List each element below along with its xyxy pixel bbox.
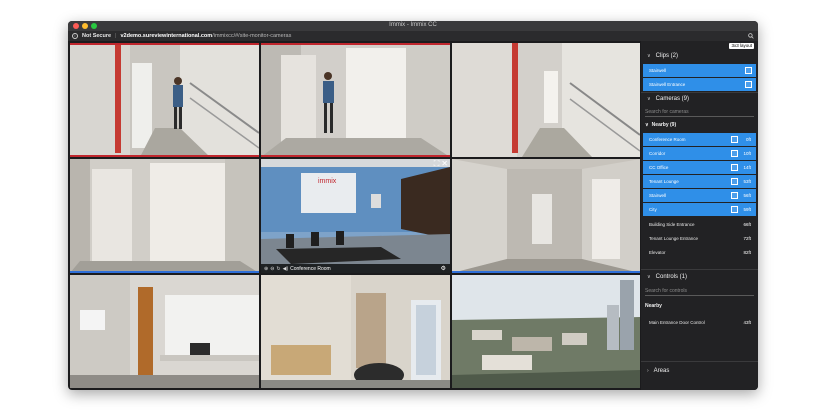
camera-tile-2[interactable] [261,43,450,157]
controls-search-input[interactable]: Search for controls [645,286,754,296]
camera-item-corridor[interactable]: Corridor 10ft [643,147,756,160]
cameras-nearby-group[interactable]: ∨ Nearby (9) [645,120,756,130]
camera-feed-image [261,43,450,157]
controls-section-header[interactable]: ∨ Controls (1) [641,271,758,283]
areas-section-header[interactable]: › Areas [641,365,758,377]
clip-thumbnail-icon [745,81,752,88]
search-icon[interactable] [748,33,754,39]
url-path: /immixcc/#/site-monitor-cameras [212,33,292,39]
cameras-section-header[interactable]: ∨ Cameras (9) [641,93,758,105]
camera-tile-6[interactable] [452,159,640,273]
gear-icon[interactable]: ⚙ [441,265,446,272]
camera-item-conference-room[interactable]: Conference Room 0ft [643,133,756,146]
camera-item-cc-office[interactable]: CC Office 14ft [643,161,756,174]
camera-tile-3[interactable] [452,43,640,157]
camera-tile-1[interactable] [70,43,259,157]
clip-item-stairwell[interactable]: Stairwell [643,64,756,77]
zoom-out-icon[interactable]: ⊖ [270,266,274,272]
close-icon[interactable]: ✕ [441,159,448,169]
chevron-down-icon: ∨ [647,274,651,280]
camera-tile-9[interactable] [452,275,640,388]
camera-feed-image [452,159,640,273]
camera-item-building-side-entrance[interactable]: Building Side Entrance 66ft [643,218,756,231]
svg-text:immix: immix [318,178,337,185]
camera-controls-bar: ⊕ ⊖ ↻ ◀) Conference Room ⚙ [261,264,450,273]
camera-feed-image [70,159,259,273]
chevron-down-icon: ∨ [647,96,651,102]
camera-feed-image: immix [261,159,450,273]
camera-feed-image [70,43,259,157]
camera-tile-conference-room[interactable]: immix ⛶ ✕ ⊕ ⊖ ↻ ◀) Conference Room ⚙ [261,159,450,273]
title-bar: Immix - Immix CC [68,21,758,31]
camera-feed-image [70,275,259,388]
camera-item-tenant-lounge[interactable]: Tenant Lounge 53ft [643,175,756,188]
camera-item-elevator[interactable]: Elevator 82ft [643,246,756,259]
camera-feed-image [452,275,640,388]
camera-tile-7[interactable] [70,275,259,388]
address-bar[interactable]: i Not Secure | v2demo.sureviewinternatio… [68,31,758,41]
controls-nearby-group[interactable]: Nearby [645,301,756,311]
control-item-main-entrance-door[interactable]: Main Entrance Door Control 43ft [643,316,756,329]
chevron-down-icon: ∨ [645,122,649,128]
camera-thumbnail-icon [731,136,738,143]
layout-button[interactable]: 3x3 layout [729,43,754,49]
camera-thumbnail-icon [731,206,738,213]
chevron-right-icon: › [647,368,649,374]
camera-tile-8[interactable] [261,275,450,388]
url-host: v2demo.sureviewinternational.com [120,33,213,39]
clip-thumbnail-icon [745,67,752,74]
camera-thumbnail-icon [731,164,738,171]
camera-grid: immix ⛶ ✕ ⊕ ⊖ ↻ ◀) Conference Room ⚙ [70,43,640,388]
camera-item-tenant-lounge-entrance[interactable]: Tenant Lounge Entrance 72ft [643,232,756,245]
camera-thumbnail-icon [731,178,738,185]
clips-section-header[interactable]: ∨ Clips (2) [641,50,758,62]
camera-item-city[interactable]: City 59ft [643,203,756,216]
audio-icon[interactable]: ◀) [283,266,289,272]
url-separator: | [115,33,117,39]
window-title: Immix - Immix CC [389,22,437,28]
sidebar-panel: 3x3 layout ∨ Clips (2) Stairwell Stairwe… [641,41,758,390]
info-icon[interactable]: i [72,33,78,39]
camera-label: Conference Room [290,265,331,272]
camera-feed-image [261,275,450,388]
camera-item-stairwell[interactable]: Stairwell 56ft [643,189,756,202]
camera-thumbnail-icon [731,150,738,157]
camera-feed-image [452,43,640,157]
security-label: Not Secure [82,33,112,39]
rotate-icon[interactable]: ↻ [276,266,280,272]
clip-item-stairwell-entrance[interactable]: Stairwell Entrance [643,78,756,91]
chevron-down-icon: ∨ [647,53,651,59]
camera-tile-4[interactable] [70,159,259,273]
browser-window: Immix - Immix CC i Not Secure | v2demo.s… [68,21,758,390]
camera-search-input[interactable]: Search for cameras [645,107,754,117]
zoom-in-icon[interactable]: ⊕ [264,266,268,272]
camera-thumbnail-icon [731,192,738,199]
fullscreen-icon[interactable]: ⛶ [434,159,440,169]
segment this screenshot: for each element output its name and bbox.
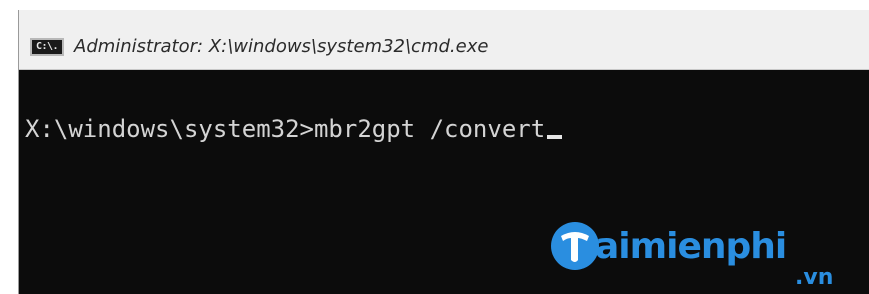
prompt-text: X:\windows\system32> <box>25 115 314 143</box>
console-area[interactable]: X:\windows\system32>mbr2gpt /convert aim… <box>19 70 869 294</box>
screenshot-frame: C:\. Administrator: X:\windows\system32\… <box>0 0 869 294</box>
window-title: Administrator: X:\windows\system32\cmd.e… <box>74 36 489 57</box>
watermark: aimienphi .vn <box>549 220 849 290</box>
command-line: X:\windows\system32>mbr2gpt /convert <box>25 114 563 144</box>
title-bar[interactable]: C:\. Administrator: X:\windows\system32\… <box>19 10 869 70</box>
watermark-brand: aimienphi <box>595 226 787 267</box>
taimienphi-logo-icon <box>551 222 599 270</box>
watermark-suffix: .vn <box>795 265 834 290</box>
cmd-window[interactable]: C:\. Administrator: X:\windows\system32\… <box>18 10 869 294</box>
cmd-icon[interactable]: C:\. <box>30 38 64 56</box>
command-text: mbr2gpt /convert <box>313 115 546 143</box>
text-cursor <box>547 135 563 139</box>
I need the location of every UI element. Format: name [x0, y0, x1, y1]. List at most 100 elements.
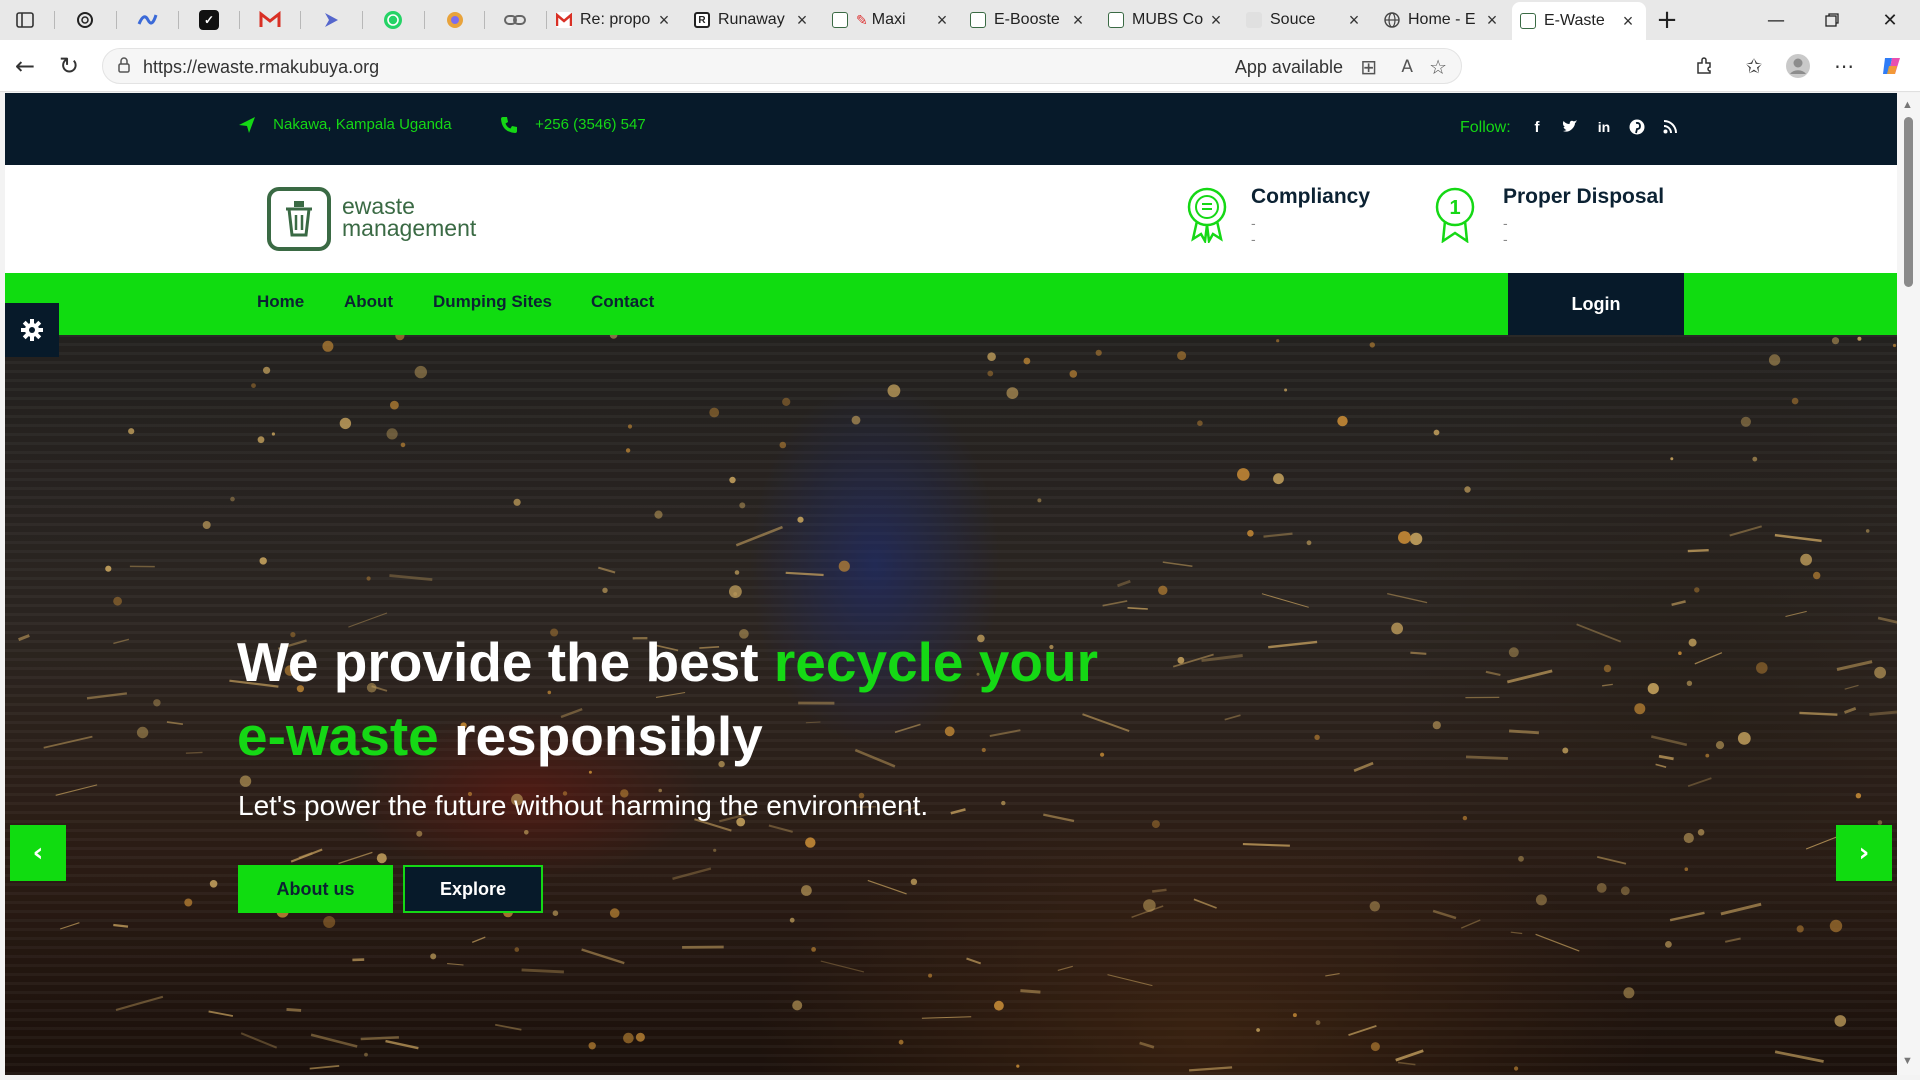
- favorite-star-icon[interactable]: ☆: [1429, 55, 1447, 79]
- about-us-button[interactable]: About us: [238, 865, 393, 913]
- lock-icon[interactable]: [117, 57, 131, 78]
- phone-text: +256 (3546) 547: [535, 115, 646, 133]
- whatsapp-icon[interactable]: [368, 5, 418, 35]
- nav-about[interactable]: About: [344, 292, 393, 312]
- browser-tab[interactable]: R Runaway ×: [686, 5, 820, 35]
- pen-icon: ✎: [856, 11, 868, 28]
- close-tab-icon[interactable]: ×: [1482, 10, 1502, 31]
- hero-slider: We provide the best recycle your e-waste…: [5, 335, 1897, 1075]
- tab-title: E-Booste: [994, 11, 1060, 28]
- phone-info: +256 (3546) 547: [499, 115, 646, 135]
- runaway-icon: R: [694, 12, 710, 28]
- close-tab-icon[interactable]: ×: [1206, 10, 1226, 31]
- pinterest-icon[interactable]: [1627, 117, 1647, 137]
- browser-tab[interactable]: Souce ×: [1238, 5, 1372, 35]
- follow-label: Follow:: [1460, 119, 1511, 136]
- next-slide-button[interactable]: ›: [1836, 825, 1892, 881]
- site-header: ewaste management Compliancy -- 1 Proper…: [5, 165, 1897, 273]
- copilot-app-icon[interactable]: [122, 5, 172, 35]
- hero-title: We provide the best recycle your e-waste…: [237, 625, 1137, 773]
- extensions-icon[interactable]: [1688, 50, 1720, 82]
- gmail-icon[interactable]: [245, 5, 295, 35]
- address-bar[interactable]: https://ewaste.rmakubuya.org App availab…: [102, 48, 1462, 84]
- ewaste-favicon: [1520, 13, 1536, 29]
- phone-icon: [501, 117, 517, 133]
- browser-tab[interactable]: E-Booste ×: [962, 5, 1096, 35]
- tab-title: Souce: [1270, 11, 1316, 28]
- explore-button[interactable]: Explore: [403, 865, 543, 913]
- first-place-ribbon-icon: 1: [1435, 187, 1475, 243]
- nav-contact[interactable]: Contact: [591, 292, 654, 312]
- location-info: Nakawa, Kampala Uganda: [237, 115, 452, 135]
- scroll-up-arrow[interactable]: ▲: [1902, 99, 1913, 111]
- globe-icon: [1384, 12, 1400, 28]
- facebook-icon[interactable]: f: [1527, 117, 1547, 137]
- install-app-icon[interactable]: ⊞: [1360, 55, 1377, 79]
- favorites-icon[interactable]: ✩: [1738, 50, 1770, 82]
- browser-tab[interactable]: Re: propo ×: [548, 5, 682, 35]
- read-aloud-icon[interactable]: A: [1401, 57, 1413, 77]
- more-options-icon[interactable]: ⋯: [1828, 50, 1860, 82]
- browser-tab[interactable]: ✎ Maxi ×: [824, 5, 960, 35]
- profile-avatar[interactable]: [1782, 50, 1814, 82]
- close-window-button[interactable]: ✕: [1862, 0, 1918, 40]
- settings-gear-icon[interactable]: [5, 303, 59, 357]
- tab-title: E-Waste: [1544, 12, 1605, 29]
- certificate-badge-icon: [1187, 187, 1227, 243]
- location-arrow-icon: [239, 117, 255, 133]
- feature-title: Proper Disposal: [1503, 185, 1665, 208]
- url-text[interactable]: https://ewaste.rmakubuya.org: [143, 57, 379, 78]
- app-available-label[interactable]: App available: [1235, 57, 1343, 78]
- top-info-bar: Nakawa, Kampala Uganda +256 (3546) 547 F…: [5, 93, 1897, 165]
- tab-title: Runaway: [718, 11, 785, 28]
- tab-title: MUBS Co: [1132, 11, 1204, 28]
- refresh-button[interactable]: ↻: [52, 49, 86, 83]
- gmail-icon: [556, 12, 572, 28]
- page-scrollbar[interactable]: ▲ ▼: [1897, 93, 1920, 1075]
- ewaste-favicon: [832, 12, 848, 28]
- new-tab-button[interactable]: +: [1640, 0, 1694, 40]
- previous-slide-button[interactable]: ‹: [10, 825, 66, 881]
- logo-line-2: management: [342, 215, 477, 241]
- page-viewport: Nakawa, Kampala Uganda +256 (3546) 547 F…: [5, 93, 1897, 1075]
- logo-line-1: ewaste: [342, 193, 415, 219]
- browser-tab-active[interactable]: E-Waste ×: [1512, 2, 1646, 40]
- location-text: Nakawa, Kampala Uganda: [273, 115, 452, 133]
- close-tab-icon[interactable]: ×: [1344, 10, 1364, 31]
- chatgpt-icon[interactable]: [60, 5, 110, 35]
- hero-title-part-2: responsibly: [438, 705, 763, 767]
- browser-tab[interactable]: MUBS Co ×: [1100, 5, 1234, 35]
- minimize-button[interactable]: —: [1748, 0, 1804, 40]
- tabs-overview-icon[interactable]: [0, 5, 50, 35]
- close-tab-icon[interactable]: ×: [792, 10, 812, 31]
- arrow-app-icon[interactable]: [306, 5, 356, 35]
- hero-subtitle: Let's power the future without harming t…: [238, 790, 929, 821]
- svg-text:1: 1: [1449, 197, 1460, 219]
- close-tab-icon[interactable]: ×: [932, 10, 952, 31]
- feature-subtitle: --: [1251, 215, 1256, 247]
- rss-icon[interactable]: [1660, 117, 1680, 137]
- back-button[interactable]: ←: [8, 49, 42, 83]
- twitter-icon[interactable]: [1560, 117, 1580, 137]
- tab-title: Maxi: [871, 11, 906, 28]
- nav-dumping-sites[interactable]: Dumping Sites: [433, 292, 552, 312]
- scroll-down-arrow[interactable]: ▼: [1902, 1055, 1913, 1067]
- scrollbar-thumb[interactable]: [1904, 117, 1913, 287]
- hero-title-part-1: We provide the best: [237, 631, 774, 693]
- close-tab-icon[interactable]: ×: [1068, 10, 1088, 31]
- restore-button[interactable]: [1804, 0, 1860, 40]
- close-tab-icon[interactable]: ×: [654, 10, 674, 31]
- linkedin-icon[interactable]: in: [1594, 117, 1614, 137]
- nav-home[interactable]: Home: [257, 292, 304, 312]
- browser-tab[interactable]: Home - E ×: [1376, 5, 1510, 35]
- browser-tab-strip: ✓ Re: propo × R Runaway × ✎ Maxi × E-Boo…: [0, 0, 1920, 40]
- close-tab-icon[interactable]: ×: [1618, 11, 1638, 32]
- ewaste-logo-icon[interactable]: [267, 187, 331, 251]
- copilot-icon[interactable]: [1876, 50, 1908, 82]
- logo-text[interactable]: ewaste management: [342, 193, 477, 241]
- colorful-app-icon[interactable]: [430, 5, 480, 35]
- ewaste-favicon: [970, 12, 986, 28]
- ticktick-icon[interactable]: ✓: [184, 5, 234, 35]
- link-app-icon[interactable]: [490, 5, 540, 35]
- login-button[interactable]: Login: [1508, 273, 1684, 335]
-=-=-
Your task
Render the lines of the listing as a Markdown table with the columns Row and Line, starting with the line that contains "prompt-text: X:\windows\system32> <box>25" and going on through the line that contains "command-line: X:\windows\system32>mbr2gpt /convert". Number each row and omit blank lines.

Answer to the task
| Row | Line |
|---|---|
| 1 | prompt-text: X:\windows\system32> <box>25 115 314 143</box> |
| 2 | console-area[interactable]: X:\windows\system32>mbr2gpt /convert aim… <box>19 70 869 294</box> |
| 3 | screenshot-frame: C:\. Administrator: X:\windows\system32\… <box>0 0 869 294</box> |
| 4 | window-title: Administrator: X:\windows\system32\cmd.e… <box>74 36 489 57</box> |
| 5 | watermark: aimienphi .vn <box>549 220 849 290</box> |
| 6 | command-line: X:\windows\system32>mbr2gpt /convert <box>25 114 563 144</box> |